**Brief:**
Copy out the data below verbatim.

**The records:**
--------------------------------------------------

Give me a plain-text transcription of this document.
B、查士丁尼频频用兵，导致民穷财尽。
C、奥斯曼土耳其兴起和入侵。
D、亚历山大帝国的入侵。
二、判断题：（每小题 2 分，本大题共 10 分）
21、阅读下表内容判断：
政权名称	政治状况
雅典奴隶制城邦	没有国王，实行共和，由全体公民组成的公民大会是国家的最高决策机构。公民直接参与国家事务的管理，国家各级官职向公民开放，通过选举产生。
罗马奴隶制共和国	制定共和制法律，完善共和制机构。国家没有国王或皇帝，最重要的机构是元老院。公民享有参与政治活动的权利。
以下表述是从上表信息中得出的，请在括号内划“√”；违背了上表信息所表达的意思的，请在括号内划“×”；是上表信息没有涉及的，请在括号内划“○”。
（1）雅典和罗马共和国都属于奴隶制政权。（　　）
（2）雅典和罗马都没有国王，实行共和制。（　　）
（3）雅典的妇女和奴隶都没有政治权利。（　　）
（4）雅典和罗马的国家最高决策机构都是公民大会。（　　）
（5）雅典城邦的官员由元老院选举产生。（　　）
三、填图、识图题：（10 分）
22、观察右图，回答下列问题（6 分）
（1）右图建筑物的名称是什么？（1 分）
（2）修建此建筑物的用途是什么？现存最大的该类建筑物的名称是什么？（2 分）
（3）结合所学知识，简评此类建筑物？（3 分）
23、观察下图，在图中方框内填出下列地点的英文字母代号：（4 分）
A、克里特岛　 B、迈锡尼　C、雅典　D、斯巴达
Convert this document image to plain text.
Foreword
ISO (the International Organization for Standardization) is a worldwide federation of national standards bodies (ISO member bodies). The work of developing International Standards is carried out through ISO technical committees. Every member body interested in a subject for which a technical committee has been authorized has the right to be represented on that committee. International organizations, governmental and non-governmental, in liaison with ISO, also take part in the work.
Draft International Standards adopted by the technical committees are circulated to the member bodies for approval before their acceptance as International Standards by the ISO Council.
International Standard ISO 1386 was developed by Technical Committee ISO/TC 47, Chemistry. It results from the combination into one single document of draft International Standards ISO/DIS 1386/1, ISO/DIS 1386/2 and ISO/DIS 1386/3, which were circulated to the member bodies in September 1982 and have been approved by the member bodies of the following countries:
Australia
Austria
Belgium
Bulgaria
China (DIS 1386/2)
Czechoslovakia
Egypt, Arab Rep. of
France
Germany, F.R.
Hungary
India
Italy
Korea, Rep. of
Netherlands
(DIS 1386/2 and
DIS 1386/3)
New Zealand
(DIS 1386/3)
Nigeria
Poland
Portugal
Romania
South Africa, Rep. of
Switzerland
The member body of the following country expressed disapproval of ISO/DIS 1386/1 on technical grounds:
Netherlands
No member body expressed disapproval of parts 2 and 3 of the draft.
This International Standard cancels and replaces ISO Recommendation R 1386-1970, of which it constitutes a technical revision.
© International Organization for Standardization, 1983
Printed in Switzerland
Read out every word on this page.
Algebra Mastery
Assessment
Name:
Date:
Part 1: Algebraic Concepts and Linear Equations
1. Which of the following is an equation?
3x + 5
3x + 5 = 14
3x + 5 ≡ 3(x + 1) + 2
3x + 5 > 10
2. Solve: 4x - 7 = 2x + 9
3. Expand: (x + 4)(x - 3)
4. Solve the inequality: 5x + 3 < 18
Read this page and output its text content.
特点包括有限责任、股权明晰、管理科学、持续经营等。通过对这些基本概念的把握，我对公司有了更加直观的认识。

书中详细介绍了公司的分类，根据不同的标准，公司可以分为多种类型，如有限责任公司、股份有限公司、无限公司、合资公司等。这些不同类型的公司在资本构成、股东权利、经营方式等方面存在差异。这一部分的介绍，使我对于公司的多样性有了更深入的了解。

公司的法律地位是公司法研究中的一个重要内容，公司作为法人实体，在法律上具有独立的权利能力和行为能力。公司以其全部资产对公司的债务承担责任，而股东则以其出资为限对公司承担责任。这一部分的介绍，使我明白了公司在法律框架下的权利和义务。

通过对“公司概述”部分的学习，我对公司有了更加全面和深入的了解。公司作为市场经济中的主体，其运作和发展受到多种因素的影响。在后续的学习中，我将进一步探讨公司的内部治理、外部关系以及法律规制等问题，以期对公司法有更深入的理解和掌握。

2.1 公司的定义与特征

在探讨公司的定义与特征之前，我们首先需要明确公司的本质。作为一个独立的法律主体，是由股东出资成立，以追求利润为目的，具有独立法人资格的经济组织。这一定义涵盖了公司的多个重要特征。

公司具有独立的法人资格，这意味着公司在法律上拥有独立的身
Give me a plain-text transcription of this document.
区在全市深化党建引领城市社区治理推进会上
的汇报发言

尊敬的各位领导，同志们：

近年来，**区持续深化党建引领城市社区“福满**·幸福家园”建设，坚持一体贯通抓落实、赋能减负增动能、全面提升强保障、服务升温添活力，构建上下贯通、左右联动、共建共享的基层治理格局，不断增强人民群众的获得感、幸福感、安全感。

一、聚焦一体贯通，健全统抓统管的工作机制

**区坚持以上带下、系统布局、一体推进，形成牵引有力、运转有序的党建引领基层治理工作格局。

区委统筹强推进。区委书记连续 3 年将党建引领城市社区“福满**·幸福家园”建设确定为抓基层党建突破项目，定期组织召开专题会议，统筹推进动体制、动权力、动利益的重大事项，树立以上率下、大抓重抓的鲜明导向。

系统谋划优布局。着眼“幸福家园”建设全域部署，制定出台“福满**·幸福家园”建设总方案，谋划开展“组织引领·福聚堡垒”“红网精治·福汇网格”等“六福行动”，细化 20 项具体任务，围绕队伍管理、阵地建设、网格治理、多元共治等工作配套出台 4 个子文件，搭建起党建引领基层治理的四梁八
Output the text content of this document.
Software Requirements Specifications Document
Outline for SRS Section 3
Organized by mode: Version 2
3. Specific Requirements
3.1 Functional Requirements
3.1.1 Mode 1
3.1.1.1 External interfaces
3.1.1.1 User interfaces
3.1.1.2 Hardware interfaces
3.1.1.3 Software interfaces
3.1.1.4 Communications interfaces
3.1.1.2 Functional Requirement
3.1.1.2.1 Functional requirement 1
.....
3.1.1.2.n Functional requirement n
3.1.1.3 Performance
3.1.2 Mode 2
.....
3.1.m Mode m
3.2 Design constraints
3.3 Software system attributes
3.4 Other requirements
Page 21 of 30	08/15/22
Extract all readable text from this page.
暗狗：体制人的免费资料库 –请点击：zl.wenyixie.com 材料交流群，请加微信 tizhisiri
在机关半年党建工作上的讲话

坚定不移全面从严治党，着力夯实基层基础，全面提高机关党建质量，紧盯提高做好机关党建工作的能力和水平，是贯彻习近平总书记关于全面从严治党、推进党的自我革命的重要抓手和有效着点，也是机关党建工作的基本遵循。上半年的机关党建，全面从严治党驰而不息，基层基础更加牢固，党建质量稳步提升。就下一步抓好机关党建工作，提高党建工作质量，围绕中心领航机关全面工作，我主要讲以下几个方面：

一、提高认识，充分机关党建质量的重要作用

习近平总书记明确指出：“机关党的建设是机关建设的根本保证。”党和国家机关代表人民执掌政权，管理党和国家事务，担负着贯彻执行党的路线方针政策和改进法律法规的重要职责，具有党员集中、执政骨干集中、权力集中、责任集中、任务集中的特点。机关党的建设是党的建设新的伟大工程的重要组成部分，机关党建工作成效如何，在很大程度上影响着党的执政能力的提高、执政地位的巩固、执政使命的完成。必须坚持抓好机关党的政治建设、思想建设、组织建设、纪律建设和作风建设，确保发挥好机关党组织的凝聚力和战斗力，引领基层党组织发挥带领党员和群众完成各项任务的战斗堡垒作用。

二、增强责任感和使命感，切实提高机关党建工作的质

--------------------------------------------------

**Output for this task:**
Give me a plain-text transcription of this document.
B、查士丁尼频频用兵，导致民穷财尽。
C、奥斯曼土耳其兴起和入侵。
D、亚历山大帝国的入侵。
二、判断题：（每小题 2 分，本大题共 10 分）
21、阅读下表内容判断：
政权名称	政治状况
雅典奴隶制城邦	没有国王，实行共和，由全体公民组成的公民大会是国家的最高决策机构。公民直接参与国家事务的管理，国家各级官职向公民开放，通过选举产生。
罗马奴隶制共和国	制定共和制法律，完善共和制机构。国家没有国王或皇帝，最重要的机构是元老院。公民享有参与政治活动的权利。
以下表述是从上表信息中得出的，请在括号内划“√”；违背了上表信息所表达的意思的，请在括号内划“×”；是上表信息没有涉及的，请在括号内划“○”。
（1）雅典和罗马共和国都属于奴隶制政权。（　　）
（2）雅典和罗马都没有国王，实行共和制。（　　）
（3）雅典的妇女和奴隶都没有政治权利。（　　）
（4）雅典和罗马的国家最高决策机构都是公民大会。（　　）
（5）雅典城邦的官员由元老院选举产生。（　　）
三、填图、识图题：（10 分）
22、观察右图，回答下列问题（6 分）
（1）右图建筑物的名称是什么？（1 分）
（2）修建此建筑物的用途是什么？现存最大的该类建筑物的名称是什么？（2 分）
（3）结合所学知识，简评此类建筑物？（3 分）
23、观察下图，在图中方框内填出下列地点的英文字母代号：（4 分）
A、克里特岛　 B、迈锡尼　C、雅典　D、斯巴达
Convert this document image to plain text.
Foreword
ISO (the International Organization for Standardization) is a worldwide federation of national standards bodies (ISO member bodies). The work of developing International Standards is carried out through ISO technical committees. Every member body interested in a subject for which a technical committee has been authorized has the right to be represented on that committee. International organizations, governmental and non-governmental, in liaison with ISO, also take part in the work.
Draft International Standards adopted by the technical committees are circulated to the member bodies for approval before their acceptance as International Standards by the ISO Council.
International Standard ISO 1386 was developed by Technical Committee ISO/TC 47, Chemistry. It results from the combination into one single document of draft International Standards ISO/DIS 1386/1, ISO/DIS 1386/2 and ISO/DIS 1386/3, which were circulated to the member bodies in September 1982 and have been approved by the member bodies of the following countries:
Australia
Austria
Belgium
Bulgaria
China (DIS 1386/2)
Czechoslovakia
Egypt, Arab Rep. of
France
Germany, F.R.
Hungary
India
Italy
Korea, Rep. of
Netherlands
(DIS 1386/2 and
DIS 1386/3)
New Zealand
(DIS 1386/3)
Nigeria
Poland
Portugal
Romania
South Africa, Rep. of
Switzerland
The member body of the following country expressed disapproval of ISO/DIS 1386/1 on technical grounds:
Netherlands
No member body expressed disapproval of parts 2 and 3 of the draft.
This International Standard cancels and replaces ISO Recommendation R 1386-1970, of which it constitutes a technical revision.
© International Organization for Standardization, 1983
Printed in Switzerland
Read out every word on this page.
Algebra Mastery
Assessment
Name:
Date:
Part 1: Algebraic Concepts and Linear Equations
1. Which of the following is an equation?
3x + 5
3x + 5 = 14
3x + 5 ≡ 3(x + 1) + 2
3x + 5 > 10
2. Solve: 4x - 7 = 2x + 9
3. Expand: (x + 4)(x - 3)
4. Solve the inequality: 5x + 3 < 18
Read this page and output its text content.
特点包括有限责任、股权明晰、管理科学、持续经营等。通过对这些基本概念的把握，我对公司有了更加直观的认识。

书中详细介绍了公司的分类，根据不同的标准，公司可以分为多种类型，如有限责任公司、股份有限公司、无限公司、合资公司等。这些不同类型的公司在资本构成、股东权利、经营方式等方面存在差异。这一部分的介绍，使我对于公司的多样性有了更深入的了解。

公司的法律地位是公司法研究中的一个重要内容，公司作为法人实体，在法律上具有独立的权利能力和行为能力。公司以其全部资产对公司的债务承担责任，而股东则以其出资为限对公司承担责任。这一部分的介绍，使我明白了公司在法律框架下的权利和义务。

通过对“公司概述”部分的学习，我对公司有了更加全面和深入的了解。公司作为市场经济中的主体，其运作和发展受到多种因素的影响。在后续的学习中，我将进一步探讨公司的内部治理、外部关系以及法律规制等问题，以期对公司法有更深入的理解和掌握。

2.1 公司的定义与特征

在探讨公司的定义与特征之前，我们首先需要明确公司的本质。作为一个独立的法律主体，是由股东出资成立，以追求利润为目的，具有独立法人资格的经济组织。这一定义涵盖了公司的多个重要特征。

公司具有独立的法人资格，这意味着公司在法律上拥有独立的身
Give me a plain-text transcription of this document.
区在全市深化党建引领城市社区治理推进会上
的汇报发言

尊敬的各位领导，同志们：

近年来，**区持续深化党建引领城市社区“福满**·幸福家园”建设，坚持一体贯通抓落实、赋能减负增动能、全面提升强保障、服务升温添活力，构建上下贯通、左右联动、共建共享的基层治理格局，不断增强人民群众的获得感、幸福感、安全感。

一、聚焦一体贯通，健全统抓统管的工作机制

**区坚持以上带下、系统布局、一体推进，形成牵引有力、运转有序的党建引领基层治理工作格局。

区委统筹强推进。区委书记连续 3 年将党建引领城市社区“福满**·幸福家园”建设确定为抓基层党建突破项目，定期组织召开专题会议，统筹推进动体制、动权力、动利益的重大事项，树立以上率下、大抓重抓的鲜明导向。

系统谋划优布局。着眼“幸福家园”建设全域部署，制定出台“福满**·幸福家园”建设总方案，谋划开展“组织引领·福聚堡垒”“红网精治·福汇网格”等“六福行动”，细化 20 项具体任务，围绕队伍管理、阵地建设、网格治理、多元共治等工作配套出台 4 个子文件，搭建起党建引领基层治理的四梁八
Output the text content of this document.
Software Requirements Specifications Document
Outline for SRS Section 3
Organized by mode: Version 2
3. Specific Requirements
3.1 Functional Requirements
3.1.1 Mode 1
3.1.1.1 External interfaces
3.1.1.1 User interfaces
3.1.1.2 Hardware interfaces
3.1.1.3 Software interfaces
3.1.1.4 Communications interfaces
3.1.1.2 Functional Requirement
3.1.1.2.1 Functional requirement 1
.....
3.1.1.2.n Functional requirement n
3.1.1.3 Performance
3.1.2 Mode 2
.....
3.1.m Mode m
3.2 Design constraints
3.3 Software system attributes
3.4 Other requirements
Page 21 of 30	08/15/22
Extract all readable text from this page.
暗狗：体制人的免费资料库 –请点击：zl.wenyixie.com 材料交流群，请加微信 tizhisiri
在机关半年党建工作上的讲话

坚定不移全面从严治党，着力夯实基层基础，全面提高机关党建质量，紧盯提高做好机关党建工作的能力和水平，是贯彻习近平总书记关于全面从严治党、推进党的自我革命的重要抓手和有效着点，也是机关党建工作的基本遵循。上半年的机关党建，全面从严治党驰而不息，基层基础更加牢固，党建质量稳步提升。就下一步抓好机关党建工作，提高党建工作质量，围绕中心领航机关全面工作，我主要讲以下几个方面：

一、提高认识，充分机关党建质量的重要作用

习近平总书记明确指出：“机关党的建设是机关建设的根本保证。”党和国家机关代表人民执掌政权，管理党和国家事务，担负着贯彻执行党的路线方针政策和改进法律法规的重要职责，具有党员集中、执政骨干集中、权力集中、责任集中、任务集中的特点。机关党的建设是党的建设新的伟大工程的重要组成部分，机关党建工作成效如何，在很大程度上影响着党的执政能力的提高、执政地位的巩固、执政使命的完成。必须坚持抓好机关党的政治建设、思想建设、组织建设、纪律建设和作风建设，确保发挥好机关党组织的凝聚力和战斗力，引领基层党组织发挥带领党员和群众完成各项任务的战斗堡垒作用。

二、增强责任感和使命感，切实提高机关党建工作的质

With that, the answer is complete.